# [Problem to work on]
Give every entry again, word for word and in full.

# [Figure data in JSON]
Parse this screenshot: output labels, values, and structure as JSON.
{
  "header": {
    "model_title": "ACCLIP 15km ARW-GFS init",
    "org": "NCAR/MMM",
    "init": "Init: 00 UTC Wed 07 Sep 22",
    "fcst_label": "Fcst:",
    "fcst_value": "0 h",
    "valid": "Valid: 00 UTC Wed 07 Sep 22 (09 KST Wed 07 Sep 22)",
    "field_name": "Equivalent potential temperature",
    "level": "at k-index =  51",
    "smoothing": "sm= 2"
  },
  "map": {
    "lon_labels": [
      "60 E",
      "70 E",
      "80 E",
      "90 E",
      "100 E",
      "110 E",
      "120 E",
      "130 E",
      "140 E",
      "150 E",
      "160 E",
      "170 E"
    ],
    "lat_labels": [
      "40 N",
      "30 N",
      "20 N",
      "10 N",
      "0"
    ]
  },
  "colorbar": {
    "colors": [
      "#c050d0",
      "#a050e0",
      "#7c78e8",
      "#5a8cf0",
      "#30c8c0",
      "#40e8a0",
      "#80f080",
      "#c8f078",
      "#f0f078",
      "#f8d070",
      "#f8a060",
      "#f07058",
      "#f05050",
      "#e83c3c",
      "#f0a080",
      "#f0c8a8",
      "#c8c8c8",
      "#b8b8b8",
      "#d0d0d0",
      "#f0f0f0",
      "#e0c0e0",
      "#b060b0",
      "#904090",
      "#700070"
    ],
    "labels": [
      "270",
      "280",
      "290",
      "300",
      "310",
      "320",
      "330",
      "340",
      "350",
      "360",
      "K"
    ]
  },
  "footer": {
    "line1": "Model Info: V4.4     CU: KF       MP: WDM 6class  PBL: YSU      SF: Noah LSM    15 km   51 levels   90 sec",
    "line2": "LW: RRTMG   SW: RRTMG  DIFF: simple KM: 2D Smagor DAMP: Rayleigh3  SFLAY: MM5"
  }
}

# [Problem solution]
Parse this screenshot: output labels, values, and structure as JSON.
{
  "header": {
    "model_title": "ACCLIP 15km ARW-GFS init",
    "org": "NCAR/MMM",
    "init": "Init: 00 UTC Wed 07 Sep 22",
    "fcst_label": "Fcst:",
    "fcst_value": "0 h",
    "valid": "Valid: 00 UTC Wed 07 Sep 22 (09 KST Wed 07 Sep 22)",
    "field_name": "Equivalent potential temperature",
    "level": "at k-index =  51",
    "smoothing": "sm= 2"
  },
  "map": {
    "lon_labels": [
      "60 E",
      "70 E",
      "80 E",
      "90 E",
      "100 E",
      "110 E",
      "120 E",
      "130 E",
      "140 E",
      "150 E",
      "160 E",
      "170 E"
    ],
    "lat_labels": [
      "40 N",
      "30 N",
      "20 N",
      "10 N",
      "0"
    ]
  },
  "colorbar": {
    "colors": [
      "#c050d0",
      "#a050e0",
      "#7c78e8",
      "#5a8cf0",
      "#30c8c0",
      "#40e8a0",
      "#80f080",
      "#c8f078",
      "#f0f078",
      "#f8d070",
      "#f8a060",
      "#f07058",
      "#f05050",
      "#e83c3c",
      "#f0a080",
      "#f0c8a8",
      "#c8c8c8",
      "#b8b8b8",
      "#d0d0d0",
      "#f0f0f0",
      "#e0c0e0",
      "#b060b0",
      "#904090",
      "#700070"
    ],
    "labels": [
      "270",
      "280",
      "290",
      "300",
      "310",
      "320",
      "330",
      "340",
      "350",
      "360",
      "K"
    ]
  },
  "footer": {
    "line1": "Model Info: V4.4     CU: KF       MP: WDM 6class  PBL: YSU      SF: Noah LSM    15 km   51 levels   90 sec",
    "line2": "LW: RRTMG   SW: RRTMG  DIFF: simple KM: 2D Smagor DAMP: Rayleigh3  SFLAY: MM5"
  }
}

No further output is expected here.